SHORT PROBLEM:
Give all of the lines again exactly as they read.

RECORDS FOR THIS EXERCISE:
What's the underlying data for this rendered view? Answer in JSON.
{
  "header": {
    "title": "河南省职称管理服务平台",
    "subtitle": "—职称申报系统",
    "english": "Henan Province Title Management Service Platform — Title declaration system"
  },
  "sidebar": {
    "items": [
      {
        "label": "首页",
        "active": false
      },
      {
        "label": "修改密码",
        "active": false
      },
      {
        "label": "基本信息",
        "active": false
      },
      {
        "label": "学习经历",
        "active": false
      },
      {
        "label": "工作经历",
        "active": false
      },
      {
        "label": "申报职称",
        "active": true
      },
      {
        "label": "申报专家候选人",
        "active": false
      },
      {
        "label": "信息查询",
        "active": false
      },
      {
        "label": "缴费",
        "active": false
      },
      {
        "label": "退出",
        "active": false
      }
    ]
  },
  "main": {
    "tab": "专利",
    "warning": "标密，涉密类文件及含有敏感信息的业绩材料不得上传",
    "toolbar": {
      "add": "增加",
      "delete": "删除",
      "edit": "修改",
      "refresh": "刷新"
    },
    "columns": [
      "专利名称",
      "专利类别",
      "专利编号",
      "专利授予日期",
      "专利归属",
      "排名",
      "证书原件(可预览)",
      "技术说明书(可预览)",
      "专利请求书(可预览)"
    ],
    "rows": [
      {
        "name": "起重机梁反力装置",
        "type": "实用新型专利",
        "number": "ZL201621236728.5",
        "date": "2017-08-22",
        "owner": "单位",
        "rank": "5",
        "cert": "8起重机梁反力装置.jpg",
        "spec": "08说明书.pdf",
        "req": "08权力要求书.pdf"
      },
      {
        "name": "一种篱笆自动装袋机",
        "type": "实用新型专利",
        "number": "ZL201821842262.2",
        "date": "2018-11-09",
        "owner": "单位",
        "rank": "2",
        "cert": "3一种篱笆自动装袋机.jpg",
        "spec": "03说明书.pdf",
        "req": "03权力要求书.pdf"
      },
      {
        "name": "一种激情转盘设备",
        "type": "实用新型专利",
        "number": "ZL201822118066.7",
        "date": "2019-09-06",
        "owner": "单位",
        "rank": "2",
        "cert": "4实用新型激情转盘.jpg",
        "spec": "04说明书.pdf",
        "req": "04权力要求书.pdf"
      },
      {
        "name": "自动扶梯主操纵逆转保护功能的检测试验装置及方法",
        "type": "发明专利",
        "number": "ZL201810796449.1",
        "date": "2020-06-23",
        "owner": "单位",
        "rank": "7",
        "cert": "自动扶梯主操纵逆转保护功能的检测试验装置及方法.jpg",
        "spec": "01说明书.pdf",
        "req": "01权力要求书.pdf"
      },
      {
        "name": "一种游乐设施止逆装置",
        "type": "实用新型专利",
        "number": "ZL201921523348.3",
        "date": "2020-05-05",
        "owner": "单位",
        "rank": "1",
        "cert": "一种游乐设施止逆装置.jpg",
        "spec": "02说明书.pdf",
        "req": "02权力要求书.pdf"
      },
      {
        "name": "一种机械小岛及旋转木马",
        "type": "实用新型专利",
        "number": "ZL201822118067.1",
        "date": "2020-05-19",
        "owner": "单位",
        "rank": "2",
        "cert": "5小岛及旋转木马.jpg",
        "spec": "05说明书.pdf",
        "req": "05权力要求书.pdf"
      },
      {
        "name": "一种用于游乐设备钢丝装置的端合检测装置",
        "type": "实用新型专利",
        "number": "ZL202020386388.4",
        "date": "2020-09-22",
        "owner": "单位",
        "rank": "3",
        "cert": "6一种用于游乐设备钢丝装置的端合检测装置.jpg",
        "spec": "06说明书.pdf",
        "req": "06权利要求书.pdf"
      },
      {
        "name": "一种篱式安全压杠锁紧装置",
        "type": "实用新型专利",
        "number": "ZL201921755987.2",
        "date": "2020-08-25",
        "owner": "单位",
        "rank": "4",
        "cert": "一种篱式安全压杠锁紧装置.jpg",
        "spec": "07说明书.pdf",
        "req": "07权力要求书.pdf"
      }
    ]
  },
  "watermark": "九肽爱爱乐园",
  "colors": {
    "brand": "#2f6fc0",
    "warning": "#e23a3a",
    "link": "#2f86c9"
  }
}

SOLUTION TO THIS EXERCISE:
What's the underlying data for this rendered view? Answer in JSON.
{
  "header": {
    "title": "河南省职称管理服务平台",
    "subtitle": "—职称申报系统",
    "english": "Henan Province Title Management Service Platform — Title declaration system"
  },
  "sidebar": {
    "items": [
      {
        "label": "首页",
        "active": false
      },
      {
        "label": "修改密码",
        "active": false
      },
      {
        "label": "基本信息",
        "active": false
      },
      {
        "label": "学习经历",
        "active": false
      },
      {
        "label": "工作经历",
        "active": false
      },
      {
        "label": "申报职称",
        "active": true
      },
      {
        "label": "申报专家候选人",
        "active": false
      },
      {
        "label": "信息查询",
        "active": false
      },
      {
        "label": "缴费",
        "active": false
      },
      {
        "label": "退出",
        "active": false
      }
    ]
  },
  "main": {
    "tab": "专利",
    "warning": "标密，涉密类文件及含有敏感信息的业绩材料不得上传",
    "toolbar": {
      "add": "增加",
      "delete": "删除",
      "edit": "修改",
      "refresh": "刷新"
    },
    "columns": [
      "专利名称",
      "专利类别",
      "专利编号",
      "专利授予日期",
      "专利归属",
      "排名",
      "证书原件(可预览)",
      "技术说明书(可预览)",
      "专利请求书(可预览)"
    ],
    "rows": [
      {
        "name": "起重机梁反力装置",
        "type": "实用新型专利",
        "number": "ZL201621236728.5",
        "date": "2017-08-22",
        "owner": "单位",
        "rank": "5",
        "cert": "8起重机梁反力装置.jpg",
        "spec": "08说明书.pdf",
        "req": "08权力要求书.pdf"
      },
      {
        "name": "一种篱笆自动装袋机",
        "type": "实用新型专利",
        "number": "ZL201821842262.2",
        "date": "2018-11-09",
        "owner": "单位",
        "rank": "2",
        "cert": "3一种篱笆自动装袋机.jpg",
        "spec": "03说明书.pdf",
        "req": "03权力要求书.pdf"
      },
      {
        "name": "一种激情转盘设备",
        "type": "实用新型专利",
        "number": "ZL201822118066.7",
        "date": "2019-09-06",
        "owner": "单位",
        "rank": "2",
        "cert": "4实用新型激情转盘.jpg",
        "spec": "04说明书.pdf",
        "req": "04权力要求书.pdf"
      },
      {
        "name": "自动扶梯主操纵逆转保护功能的检测试验装置及方法",
        "type": "发明专利",
        "number": "ZL201810796449.1",
        "date": "2020-06-23",
        "owner": "单位",
        "rank": "7",
        "cert": "自动扶梯主操纵逆转保护功能的检测试验装置及方法.jpg",
        "spec": "01说明书.pdf",
        "req": "01权力要求书.pdf"
      },
      {
        "name": "一种游乐设施止逆装置",
        "type": "实用新型专利",
        "number": "ZL201921523348.3",
        "date": "2020-05-05",
        "owner": "单位",
        "rank": "1",
        "cert": "一种游乐设施止逆装置.jpg",
        "spec": "02说明书.pdf",
        "req": "02权力要求书.pdf"
      },
      {
        "name": "一种机械小岛及旋转木马",
        "type": "实用新型专利",
        "number": "ZL201822118067.1",
        "date": "2020-05-19",
        "owner": "单位",
        "rank": "2",
        "cert": "5小岛及旋转木马.jpg",
        "spec": "05说明书.pdf",
        "req": "05权力要求书.pdf"
      },
      {
        "name": "一种用于游乐设备钢丝装置的端合检测装置",
        "type": "实用新型专利",
        "number": "ZL202020386388.4",
        "date": "2020-09-22",
        "owner": "单位",
        "rank": "3",
        "cert": "6一种用于游乐设备钢丝装置的端合检测装置.jpg",
        "spec": "06说明书.pdf",
        "req": "06权利要求书.pdf"
      },
      {
        "name": "一种篱式安全压杠锁紧装置",
        "type": "实用新型专利",
        "number": "ZL201921755987.2",
        "date": "2020-08-25",
        "owner": "单位",
        "rank": "4",
        "cert": "一种篱式安全压杠锁紧装置.jpg",
        "spec": "07说明书.pdf",
        "req": "07权力要求书.pdf"
      }
    ]
  },
  "watermark": "九肽爱爱乐园",
  "colors": {
    "brand": "#2f6fc0",
    "warning": "#e23a3a",
    "link": "#2f86c9"
  }
}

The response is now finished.